With the pictures omitted, write out the entries that follow exactly as they stand.

[Records from a data source]
[Begin]
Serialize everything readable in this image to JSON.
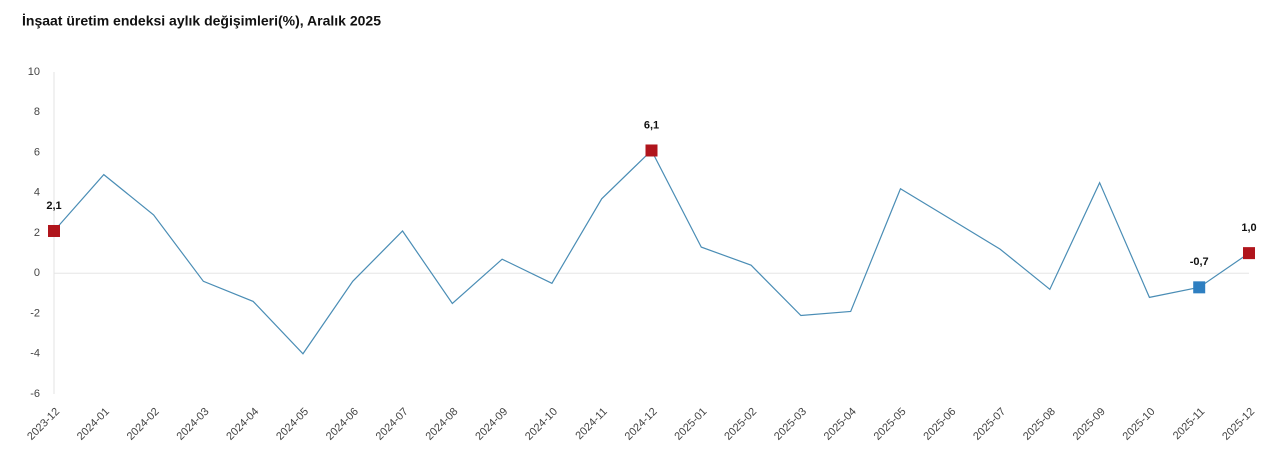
{
  "chart_data": {
    "type": "line",
    "title": "İnşaat üretim endeksi aylık değişimleri(%), Aralık 2025",
    "categories": [
      "2023-12",
      "2024-01",
      "2024-02",
      "2024-03",
      "2024-04",
      "2024-05",
      "2024-06",
      "2024-07",
      "2024-08",
      "2024-09",
      "2024-10",
      "2024-11",
      "2024-12",
      "2025-01",
      "2025-02",
      "2025-03",
      "2025-04",
      "2025-05",
      "2025-06",
      "2025-07",
      "2025-08",
      "2025-09",
      "2025-10",
      "2025-11",
      "2025-12"
    ],
    "values": [
      2.1,
      4.9,
      2.9,
      -0.4,
      -1.4,
      -4.0,
      -0.4,
      2.1,
      -1.5,
      0.7,
      -0.5,
      3.7,
      6.1,
      1.3,
      0.4,
      -2.1,
      -1.9,
      4.2,
      2.7,
      1.2,
      -0.8,
      4.5,
      -1.2,
      -0.7,
      1.0
    ],
    "value_labels": [
      "2,1",
      null,
      null,
      null,
      null,
      null,
      null,
      null,
      null,
      null,
      null,
      null,
      "6,1",
      null,
      null,
      null,
      null,
      null,
      null,
      null,
      null,
      null,
      null,
      "-0,7",
      "1,0"
    ],
    "marker_colors": [
      "#b0151c",
      null,
      null,
      null,
      null,
      null,
      null,
      null,
      null,
      null,
      null,
      null,
      "#b0151c",
      null,
      null,
      null,
      null,
      null,
      null,
      null,
      null,
      null,
      null,
      "#2e7fc1",
      "#b0151c"
    ],
    "color": "#4a8db5",
    "ylim": [
      -6,
      10
    ],
    "yticks": [
      -6,
      -4,
      -2,
      0,
      2,
      4,
      6,
      8,
      10
    ]
  }
}
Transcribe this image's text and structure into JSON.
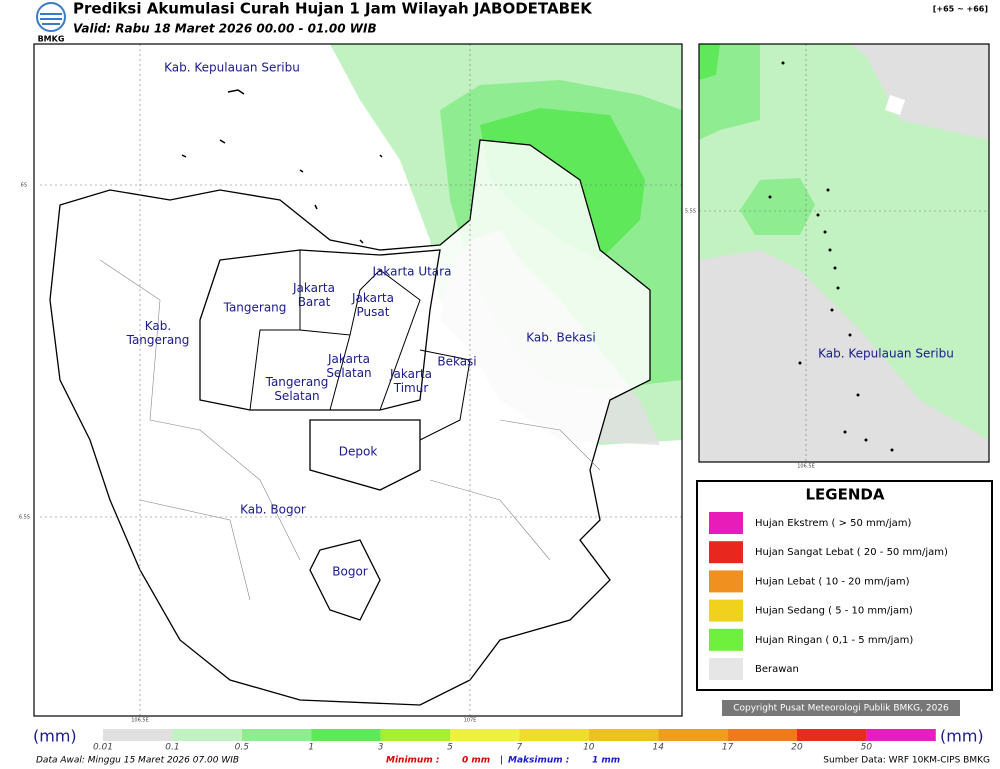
[End]
COMPLETED EXERCISE:
Serialize everything readable in this image to JSON.
{
  "chart_data": {
    "type": "line",
    "title": "İnşaat üretim endeksi aylık değişimleri(%), Aralık 2025",
    "categories": [
      "2023-12",
      "2024-01",
      "2024-02",
      "2024-03",
      "2024-04",
      "2024-05",
      "2024-06",
      "2024-07",
      "2024-08",
      "2024-09",
      "2024-10",
      "2024-11",
      "2024-12",
      "2025-01",
      "2025-02",
      "2025-03",
      "2025-04",
      "2025-05",
      "2025-06",
      "2025-07",
      "2025-08",
      "2025-09",
      "2025-10",
      "2025-11",
      "2025-12"
    ],
    "values": [
      2.1,
      4.9,
      2.9,
      -0.4,
      -1.4,
      -4.0,
      -0.4,
      2.1,
      -1.5,
      0.7,
      -0.5,
      3.7,
      6.1,
      1.3,
      0.4,
      -2.1,
      -1.9,
      4.2,
      2.7,
      1.2,
      -0.8,
      4.5,
      -1.2,
      -0.7,
      1.0
    ],
    "value_labels": [
      "2,1",
      null,
      null,
      null,
      null,
      null,
      null,
      null,
      null,
      null,
      null,
      null,
      "6,1",
      null,
      null,
      null,
      null,
      null,
      null,
      null,
      null,
      null,
      null,
      "-0,7",
      "1,0"
    ],
    "marker_colors": [
      "#b0151c",
      null,
      null,
      null,
      null,
      null,
      null,
      null,
      null,
      null,
      null,
      null,
      "#b0151c",
      null,
      null,
      null,
      null,
      null,
      null,
      null,
      null,
      null,
      null,
      "#2e7fc1",
      "#b0151c"
    ],
    "color": "#4a8db5",
    "ylim": [
      -6,
      10
    ],
    "yticks": [
      -6,
      -4,
      -2,
      0,
      2,
      4,
      6,
      8,
      10
    ]
  }
}
Transcribe this image's text and structure into JSON.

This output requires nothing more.